— begin Input for this task —

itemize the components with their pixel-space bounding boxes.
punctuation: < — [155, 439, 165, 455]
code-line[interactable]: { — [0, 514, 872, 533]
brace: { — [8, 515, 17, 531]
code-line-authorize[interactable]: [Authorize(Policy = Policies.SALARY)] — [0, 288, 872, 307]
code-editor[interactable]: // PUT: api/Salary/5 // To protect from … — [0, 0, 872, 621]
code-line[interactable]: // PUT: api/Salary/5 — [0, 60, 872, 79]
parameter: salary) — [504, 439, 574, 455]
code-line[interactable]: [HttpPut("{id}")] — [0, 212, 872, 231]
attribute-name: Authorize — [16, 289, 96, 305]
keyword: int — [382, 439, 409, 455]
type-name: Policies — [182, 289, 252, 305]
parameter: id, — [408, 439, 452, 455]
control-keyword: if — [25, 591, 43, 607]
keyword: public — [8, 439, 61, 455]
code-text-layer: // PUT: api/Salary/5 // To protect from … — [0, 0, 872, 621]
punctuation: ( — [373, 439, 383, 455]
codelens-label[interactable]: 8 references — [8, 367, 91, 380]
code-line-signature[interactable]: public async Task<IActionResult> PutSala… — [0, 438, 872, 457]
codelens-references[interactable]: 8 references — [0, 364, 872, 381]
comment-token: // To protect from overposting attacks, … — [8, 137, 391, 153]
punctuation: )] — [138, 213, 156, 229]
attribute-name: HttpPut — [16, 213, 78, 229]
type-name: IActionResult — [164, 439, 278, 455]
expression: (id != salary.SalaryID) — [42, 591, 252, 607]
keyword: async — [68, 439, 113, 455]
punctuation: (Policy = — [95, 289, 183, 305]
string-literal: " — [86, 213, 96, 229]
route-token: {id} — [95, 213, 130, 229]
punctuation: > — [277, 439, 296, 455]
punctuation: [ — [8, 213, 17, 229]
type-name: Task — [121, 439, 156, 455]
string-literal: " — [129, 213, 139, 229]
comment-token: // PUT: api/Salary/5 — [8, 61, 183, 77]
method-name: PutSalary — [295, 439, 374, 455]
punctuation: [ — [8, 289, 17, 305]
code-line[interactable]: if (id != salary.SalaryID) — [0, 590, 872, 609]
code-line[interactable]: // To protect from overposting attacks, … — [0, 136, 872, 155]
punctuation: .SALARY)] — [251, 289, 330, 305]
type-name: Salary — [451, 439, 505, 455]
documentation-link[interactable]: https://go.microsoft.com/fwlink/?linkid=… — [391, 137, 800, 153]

— end Input for this task —

**Your instructions**. Write out every line of the records above without changing anything.

**Exercise answer**.
itemize the components with their pixel-space bounding boxes.
punctuation: < — [155, 439, 165, 455]
code-line[interactable]: { — [0, 514, 872, 533]
brace: { — [8, 515, 17, 531]
code-line-authorize[interactable]: [Authorize(Policy = Policies.SALARY)] — [0, 288, 872, 307]
code-editor[interactable]: // PUT: api/Salary/5 // To protect from … — [0, 0, 872, 621]
code-line[interactable]: // PUT: api/Salary/5 — [0, 60, 872, 79]
parameter: salary) — [504, 439, 574, 455]
code-line[interactable]: [HttpPut("{id}")] — [0, 212, 872, 231]
attribute-name: Authorize — [16, 289, 96, 305]
keyword: int — [382, 439, 409, 455]
type-name: Policies — [182, 289, 252, 305]
parameter: id, — [408, 439, 452, 455]
control-keyword: if — [25, 591, 43, 607]
keyword: public — [8, 439, 61, 455]
code-text-layer: // PUT: api/Salary/5 // To protect from … — [0, 0, 872, 621]
punctuation: ( — [373, 439, 383, 455]
codelens-label[interactable]: 8 references — [8, 367, 91, 380]
code-line-signature[interactable]: public async Task<IActionResult> PutSala… — [0, 438, 872, 457]
codelens-references[interactable]: 8 references — [0, 364, 872, 381]
comment-token: // To protect from overposting attacks, … — [8, 137, 391, 153]
punctuation: )] — [138, 213, 156, 229]
attribute-name: HttpPut — [16, 213, 78, 229]
type-name: IActionResult — [164, 439, 278, 455]
expression: (id != salary.SalaryID) — [42, 591, 252, 607]
keyword: async — [68, 439, 113, 455]
punctuation: (Policy = — [95, 289, 183, 305]
string-literal: " — [86, 213, 96, 229]
route-token: {id} — [95, 213, 130, 229]
punctuation: > — [277, 439, 296, 455]
punctuation: [ — [8, 213, 17, 229]
type-name: Task — [121, 439, 156, 455]
string-literal: " — [129, 213, 139, 229]
comment-token: // PUT: api/Salary/5 — [8, 61, 183, 77]
method-name: PutSalary — [295, 439, 374, 455]
punctuation: [ — [8, 289, 17, 305]
code-line[interactable]: if (id != salary.SalaryID) — [0, 590, 872, 609]
code-line[interactable]: // To protect from overposting attacks, … — [0, 136, 872, 155]
punctuation: .SALARY)] — [251, 289, 330, 305]
type-name: Salary — [451, 439, 505, 455]
documentation-link[interactable]: https://go.microsoft.com/fwlink/?linkid=… — [391, 137, 800, 153]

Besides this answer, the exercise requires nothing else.